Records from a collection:
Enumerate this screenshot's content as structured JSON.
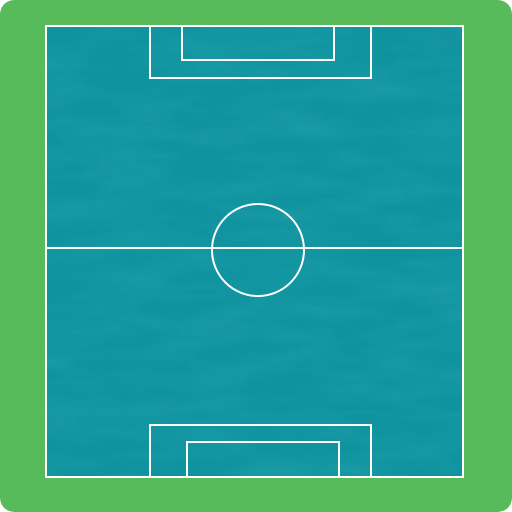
{
  "pitch": {
    "border_color": "#57bb5c",
    "surface_color": "#10939f",
    "texture_color": "#0c8290",
    "line_color": "#ffffff"
  },
  "icons": {
    "field": "soccer-pitch-top-down"
  }
}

• [Work required]
The records above are to be quoted exactly, with all pictures left out.

• [Written reply]
Enumerate this screenshot's content as structured JSON.
{
  "pitch": {
    "border_color": "#57bb5c",
    "surface_color": "#10939f",
    "texture_color": "#0c8290",
    "line_color": "#ffffff"
  },
  "icons": {
    "field": "soccer-pitch-top-down"
  }
}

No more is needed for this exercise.